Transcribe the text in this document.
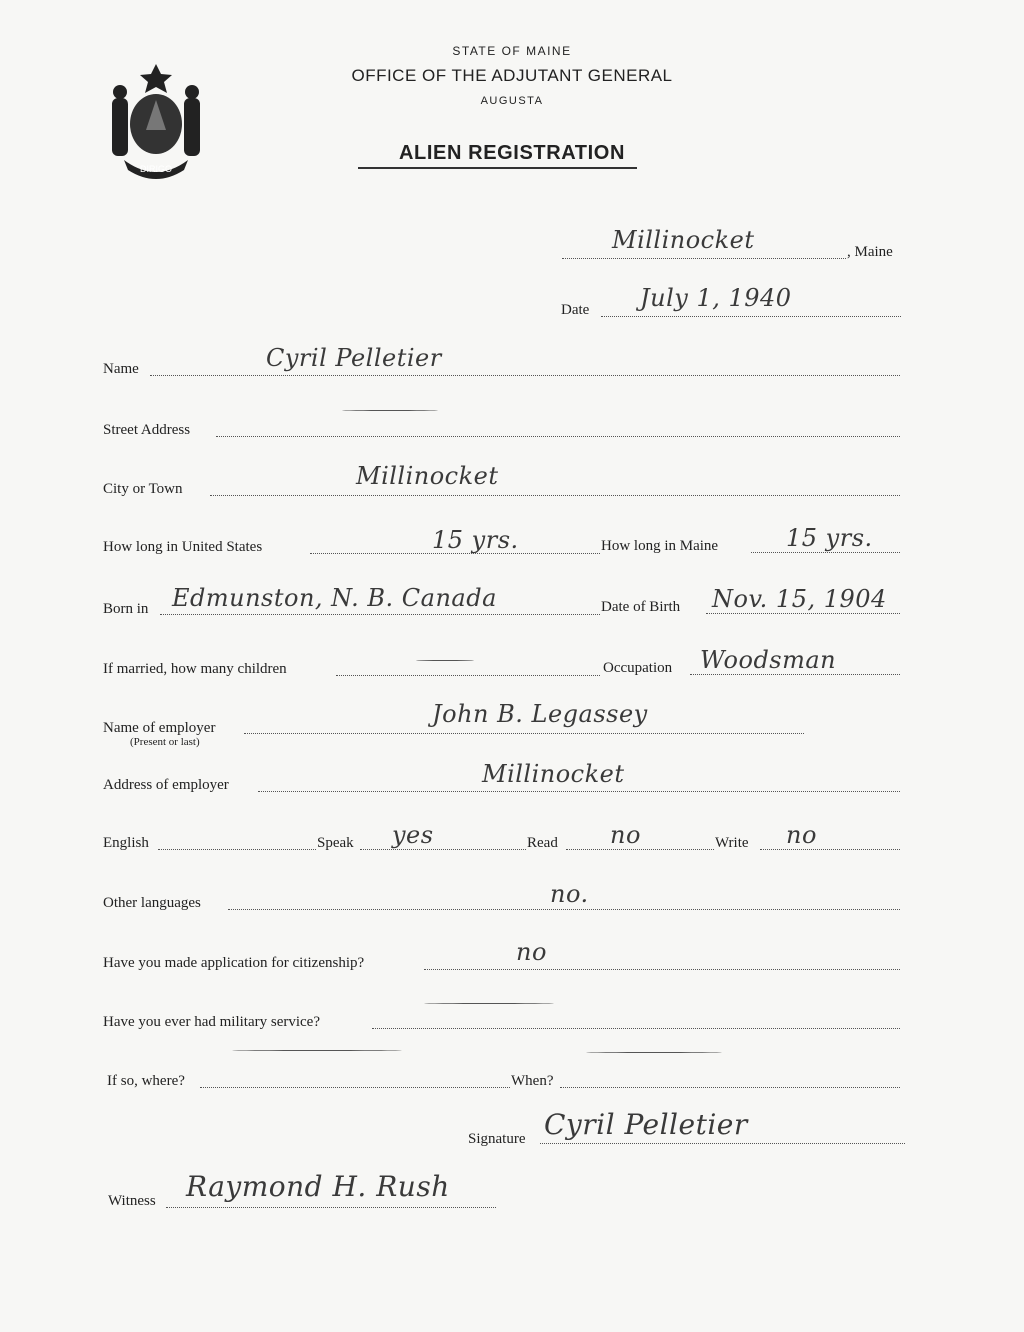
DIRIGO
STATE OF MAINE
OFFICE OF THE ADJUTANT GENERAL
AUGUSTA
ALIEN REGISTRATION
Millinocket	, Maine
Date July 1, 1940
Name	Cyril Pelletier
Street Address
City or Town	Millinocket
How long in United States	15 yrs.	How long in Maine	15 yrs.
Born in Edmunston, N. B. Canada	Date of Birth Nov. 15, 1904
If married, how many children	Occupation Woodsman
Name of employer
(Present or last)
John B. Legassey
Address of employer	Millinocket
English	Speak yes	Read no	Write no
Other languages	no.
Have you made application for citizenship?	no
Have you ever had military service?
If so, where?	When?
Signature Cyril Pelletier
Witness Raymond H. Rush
_ _ _ _ _ _ _
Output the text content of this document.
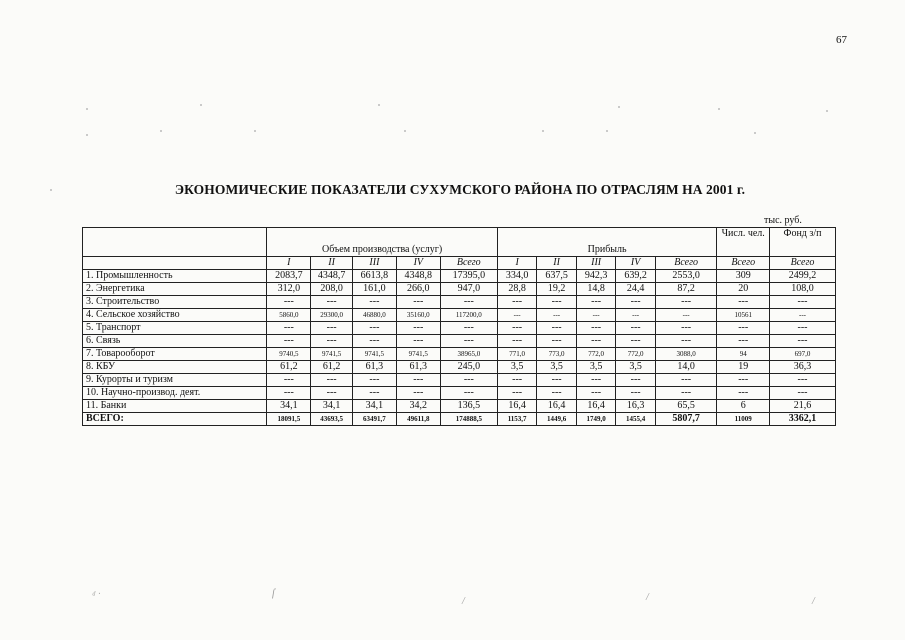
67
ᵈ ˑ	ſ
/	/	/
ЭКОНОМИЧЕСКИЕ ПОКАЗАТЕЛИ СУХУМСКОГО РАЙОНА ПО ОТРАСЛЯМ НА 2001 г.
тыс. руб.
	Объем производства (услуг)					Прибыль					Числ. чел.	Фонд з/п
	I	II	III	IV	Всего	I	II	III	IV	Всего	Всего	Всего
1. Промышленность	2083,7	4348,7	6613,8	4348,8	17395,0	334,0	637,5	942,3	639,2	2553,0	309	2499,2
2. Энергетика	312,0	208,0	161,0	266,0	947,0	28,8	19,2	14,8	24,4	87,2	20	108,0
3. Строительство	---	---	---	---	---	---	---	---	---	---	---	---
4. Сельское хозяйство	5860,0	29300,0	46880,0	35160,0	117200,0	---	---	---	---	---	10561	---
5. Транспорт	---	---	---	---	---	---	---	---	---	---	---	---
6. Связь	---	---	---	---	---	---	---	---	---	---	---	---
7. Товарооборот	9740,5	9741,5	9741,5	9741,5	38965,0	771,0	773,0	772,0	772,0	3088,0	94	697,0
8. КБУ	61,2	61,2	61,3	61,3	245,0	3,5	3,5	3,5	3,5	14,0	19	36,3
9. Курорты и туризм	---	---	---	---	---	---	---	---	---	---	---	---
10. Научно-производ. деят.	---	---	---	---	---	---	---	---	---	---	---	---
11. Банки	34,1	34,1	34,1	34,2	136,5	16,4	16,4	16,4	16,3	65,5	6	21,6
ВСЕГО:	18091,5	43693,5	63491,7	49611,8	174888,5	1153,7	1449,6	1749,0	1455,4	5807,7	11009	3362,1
_ _ _ _ _ _ _
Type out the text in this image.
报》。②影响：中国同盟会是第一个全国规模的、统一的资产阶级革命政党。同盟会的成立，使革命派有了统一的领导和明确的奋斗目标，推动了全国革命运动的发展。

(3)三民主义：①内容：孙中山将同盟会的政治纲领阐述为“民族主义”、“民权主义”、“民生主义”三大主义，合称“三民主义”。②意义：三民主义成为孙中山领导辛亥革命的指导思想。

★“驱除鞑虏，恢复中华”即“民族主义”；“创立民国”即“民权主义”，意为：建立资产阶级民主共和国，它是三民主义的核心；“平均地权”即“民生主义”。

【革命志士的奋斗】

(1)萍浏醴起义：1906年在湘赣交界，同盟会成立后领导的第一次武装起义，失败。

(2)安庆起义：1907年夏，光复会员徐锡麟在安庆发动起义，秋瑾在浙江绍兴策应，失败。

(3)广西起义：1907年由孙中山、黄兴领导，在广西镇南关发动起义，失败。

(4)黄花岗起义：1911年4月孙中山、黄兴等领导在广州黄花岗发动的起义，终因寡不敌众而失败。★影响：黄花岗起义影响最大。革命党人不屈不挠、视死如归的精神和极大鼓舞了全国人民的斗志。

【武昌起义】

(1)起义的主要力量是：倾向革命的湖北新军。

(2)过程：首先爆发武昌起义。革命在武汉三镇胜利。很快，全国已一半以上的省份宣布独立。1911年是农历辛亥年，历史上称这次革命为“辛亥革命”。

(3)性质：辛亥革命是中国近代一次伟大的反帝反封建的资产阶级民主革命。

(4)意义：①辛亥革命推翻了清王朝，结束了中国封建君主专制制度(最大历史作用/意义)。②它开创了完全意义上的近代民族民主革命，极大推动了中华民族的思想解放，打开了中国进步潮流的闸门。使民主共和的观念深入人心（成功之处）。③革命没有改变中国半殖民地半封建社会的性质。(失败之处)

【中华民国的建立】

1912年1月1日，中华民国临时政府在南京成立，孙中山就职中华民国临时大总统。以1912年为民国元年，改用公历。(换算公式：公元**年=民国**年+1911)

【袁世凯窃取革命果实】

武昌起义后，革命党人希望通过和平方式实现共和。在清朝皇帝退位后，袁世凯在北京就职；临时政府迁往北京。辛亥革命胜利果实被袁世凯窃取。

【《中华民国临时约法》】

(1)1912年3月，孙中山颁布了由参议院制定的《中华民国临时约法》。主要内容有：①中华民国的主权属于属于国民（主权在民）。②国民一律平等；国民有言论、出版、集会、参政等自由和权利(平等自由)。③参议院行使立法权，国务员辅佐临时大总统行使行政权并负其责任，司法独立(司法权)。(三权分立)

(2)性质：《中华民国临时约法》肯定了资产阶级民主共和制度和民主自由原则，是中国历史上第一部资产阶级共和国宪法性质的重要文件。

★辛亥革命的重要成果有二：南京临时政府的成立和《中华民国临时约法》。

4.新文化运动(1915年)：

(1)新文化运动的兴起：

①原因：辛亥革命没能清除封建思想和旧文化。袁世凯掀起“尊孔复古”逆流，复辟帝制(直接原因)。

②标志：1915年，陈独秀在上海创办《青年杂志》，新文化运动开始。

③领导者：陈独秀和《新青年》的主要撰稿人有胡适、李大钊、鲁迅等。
_ _ _ _ _ _ _
Exercise prompt: List every line above that contains the word "text".

Task result:
Transcribe the text in this document.
Output the text content of this document.
Type out the text in this image.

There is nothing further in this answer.